▸ **Task objective**: Write out the material exactly, leaving every picture behind.

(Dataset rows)
★ ★ ★

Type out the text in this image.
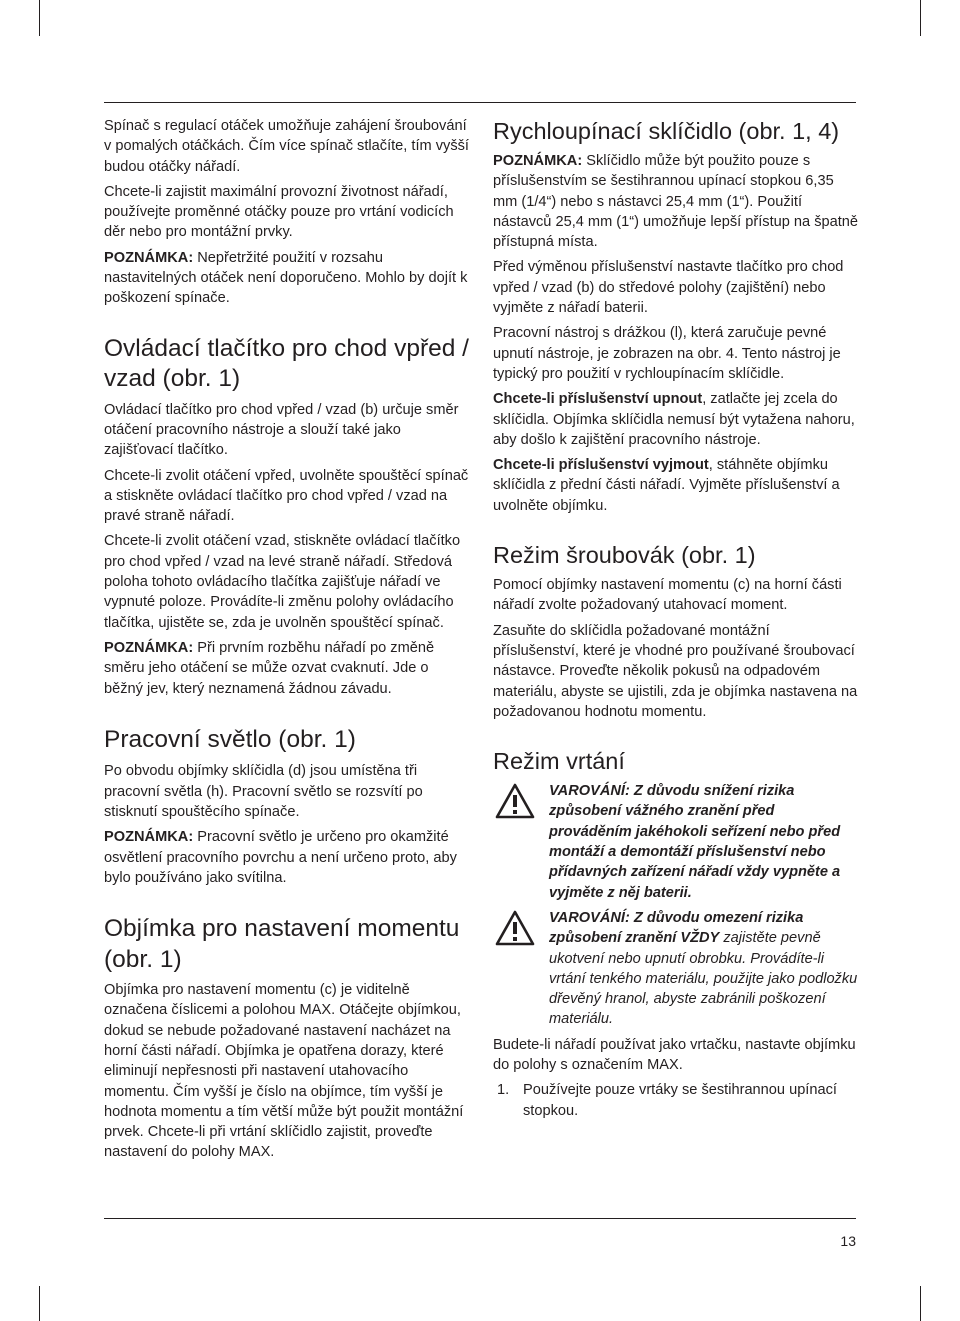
Spínač s regulací otáček umožňuje zahájení šroubování v pomalých otáčkách. Čím více spínač stlačíte, tím vyšší budou otáčky nářadí.

Chcete-li zajistit maximální provozní životnost nářadí, používejte proměnné otáčky pouze pro vrtání vodicích děr nebo pro montážní prvky.

POZNÁMKA: Nepřetržité použití v rozsahu nastavitelných otáček není doporučeno. Mohlo by dojít k poškození spínače.

Ovládací tlačítko pro chod vpřed / vzad (obr. 1)

Ovládací tlačítko pro chod vpřed / vzad (b) určuje směr otáčení pracovního nástroje a slouží také jako zajišťovací tlačítko.

Chcete-li zvolit otáčení vpřed, uvolněte spouštěcí spínač a stiskněte ovládací tlačítko pro chod vpřed / vzad na pravé straně nářadí.

Chcete-li zvolit otáčení vzad, stiskněte ovládací tlačítko pro chod vpřed / vzad na levé straně nářadí. Středová poloha tohoto ovládacího tlačítka zajišťuje nářadí ve vypnuté poloze. Provádíte-li změnu polohy ovládacího tlačítka, ujistěte se, zda je uvolněn spouštěcí spínač.

POZNÁMKA: Při prvním rozběhu nářadí po změně směru jeho otáčení se může ozvat cvaknutí. Jde o běžný jev, který neznamená žádnou závadu.

Pracovní světlo (obr. 1)

Po obvodu objímky sklíčidla (d) jsou umístěna tři pracovní světla (h). Pracovní světlo se rozsvítí po stisknutí spouštěcího spínače.

POZNÁMKA: Pracovní světlo je určeno pro okamžité osvětlení pracovního povrchu a není určeno proto, aby bylo používáno jako svítilna.

Objímka pro nastavení momentu (obr. 1)

Objímka pro nastavení momentu (c) je viditelně označena číslicemi a polohou MAX. Otáčejte objímkou, dokud se nebude požadované nastavení nacházet na horní části nářadí. Objímka je opatřena dorazy, které eliminují nepřesnosti při nastavení utahovacího momentu. Čím vyšší je číslo na objímce, tím vyšší je hodnota momentu a tím větší může být použit montážní prvek. Chcete-li při vrtání sklíčidlo zajistit, proveďte nastavení do polohy MAX.

Rychloupínací sklíčidlo (obr. 1, 4)

POZNÁMKA: Sklíčidlo může být použito pouze s příslušenstvím se šestihrannou upínací stopkou 6,35 mm (1/4“) nebo s nástavci 25,4 mm (1“). Použití nástavců 25,4 mm (1“) umožňuje lepší přístup na špatně přístupná místa.

Před výměnou příslušenství nastavte tlačítko pro chod vpřed / vzad (b) do středové polohy (zajištění) nebo vyjměte z nářadí baterii.

Pracovní nástroj s drážkou (l), která zaručuje pevné upnutí nástroje, je zobrazen na obr. 4. Tento nástroj je typický pro použití v rychloupínacím sklíčidle.

Chcete-li příslušenství upnout, zatlačte jej zcela do sklíčidla. Objímka sklíčidla nemusí být vytažena nahoru, aby došlo k zajištění pracovního nástroje.

Chcete-li příslušenství vyjmout, stáhněte objímku sklíčidla z přední části nářadí. Vyjměte příslušenství a uvolněte objímku.

Režim šroubovák (obr. 1)

Pomocí objímky nastavení momentu (c) na horní části nářadí zvolte požadovaný utahovací moment.

Zasuňte do sklíčidla požadované montážní příslušenství, které je vhodné pro používané šroubovací nástavce. Proveďte několik pokusů na odpadovém materiálu, abyste se ujistili, zda je objímka nastavena na požadovanou hodnotu momentu.

Režim vrtání

VAROVÁNÍ: Z důvodu snížení rizika způsobení vážného zranění před prováděním jakéhokoli seřízení nebo před montáží a demontáží příslušenství nebo přídavných zařízení nářadí vždy vypněte a vyjměte z něj baterii.

VAROVÁNÍ: Z důvodu omezení rizika způsobení zranění VŽDY zajistěte pevně ukotvení nebo upnutí obrobku. Provádíte-li vrtání tenkého materiálu, použijte jako podložku dřevěný hranol, abyste zabránili poškození materiálu.

Budete-li nářadí používat jako vrtačku, nastavte objímku do polohy s označením MAX.

1. Používejte pouze vrtáky se šestihrannou upínací stopkou.
13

★ ★ ★

▸ **Exercise output**:
Type out the text in this image.
Spínač s regulací otáček umožňuje zahájení šroubování v pomalých otáčkách. Čím více spínač stlačíte, tím vyšší budou otáčky nářadí.

Chcete-li zajistit maximální provozní životnost nářadí, používejte proměnné otáčky pouze pro vrtání vodicích děr nebo pro montážní prvky.

POZNÁMKA: Nepřetržité použití v rozsahu nastavitelných otáček není doporučeno. Mohlo by dojít k poškození spínače.

Ovládací tlačítko pro chod vpřed / vzad (obr. 1)

Ovládací tlačítko pro chod vpřed / vzad (b) určuje směr otáčení pracovního nástroje a slouží také jako zajišťovací tlačítko.

Chcete-li zvolit otáčení vpřed, uvolněte spouštěcí spínač a stiskněte ovládací tlačítko pro chod vpřed / vzad na pravé straně nářadí.

Chcete-li zvolit otáčení vzad, stiskněte ovládací tlačítko pro chod vpřed / vzad na levé straně nářadí. Středová poloha tohoto ovládacího tlačítka zajišťuje nářadí ve vypnuté poloze. Provádíte-li změnu polohy ovládacího tlačítka, ujistěte se, zda je uvolněn spouštěcí spínač.

POZNÁMKA: Při prvním rozběhu nářadí po změně směru jeho otáčení se může ozvat cvaknutí. Jde o běžný jev, který neznamená žádnou závadu.

Pracovní světlo (obr. 1)

Po obvodu objímky sklíčidla (d) jsou umístěna tři pracovní světla (h). Pracovní světlo se rozsvítí po stisknutí spouštěcího spínače.

POZNÁMKA: Pracovní světlo je určeno pro okamžité osvětlení pracovního povrchu a není určeno proto, aby bylo používáno jako svítilna.

Objímka pro nastavení momentu (obr. 1)

Objímka pro nastavení momentu (c) je viditelně označena číslicemi a polohou MAX. Otáčejte objímkou, dokud se nebude požadované nastavení nacházet na horní části nářadí. Objímka je opatřena dorazy, které eliminují nepřesnosti při nastavení utahovacího momentu. Čím vyšší je číslo na objímce, tím vyšší je hodnota momentu a tím větší může být použit montážní prvek. Chcete-li při vrtání sklíčidlo zajistit, proveďte nastavení do polohy MAX.

Rychloupínací sklíčidlo (obr. 1, 4)

POZNÁMKA: Sklíčidlo může být použito pouze s příslušenstvím se šestihrannou upínací stopkou 6,35 mm (1/4“) nebo s nástavci 25,4 mm (1“). Použití nástavců 25,4 mm (1“) umožňuje lepší přístup na špatně přístupná místa.

Před výměnou příslušenství nastavte tlačítko pro chod vpřed / vzad (b) do středové polohy (zajištění) nebo vyjměte z nářadí baterii.

Pracovní nástroj s drážkou (l), která zaručuje pevné upnutí nástroje, je zobrazen na obr. 4. Tento nástroj je typický pro použití v rychloupínacím sklíčidle.

Chcete-li příslušenství upnout, zatlačte jej zcela do sklíčidla. Objímka sklíčidla nemusí být vytažena nahoru, aby došlo k zajištění pracovního nástroje.

Chcete-li příslušenství vyjmout, stáhněte objímku sklíčidla z přední části nářadí. Vyjměte příslušenství a uvolněte objímku.

Režim šroubovák (obr. 1)

Pomocí objímky nastavení momentu (c) na horní části nářadí zvolte požadovaný utahovací moment.

Zasuňte do sklíčidla požadované montážní příslušenství, které je vhodné pro používané šroubovací nástavce. Proveďte několik pokusů na odpadovém materiálu, abyste se ujistili, zda je objímka nastavena na požadovanou hodnotu momentu.

Režim vrtání

VAROVÁNÍ: Z důvodu snížení rizika způsobení vážného zranění před prováděním jakéhokoli seřízení nebo před montáží a demontáží příslušenství nebo přídavných zařízení nářadí vždy vypněte a vyjměte z něj baterii.

VAROVÁNÍ: Z důvodu omezení rizika způsobení zranění VŽDY zajistěte pevně ukotvení nebo upnutí obrobku. Provádíte-li vrtání tenkého materiálu, použijte jako podložku dřevěný hranol, abyste zabránili poškození materiálu.

Budete-li nářadí používat jako vrtačku, nastavte objímku do polohy s označením MAX.

1. Používejte pouze vrtáky se šestihrannou upínací stopkou.
13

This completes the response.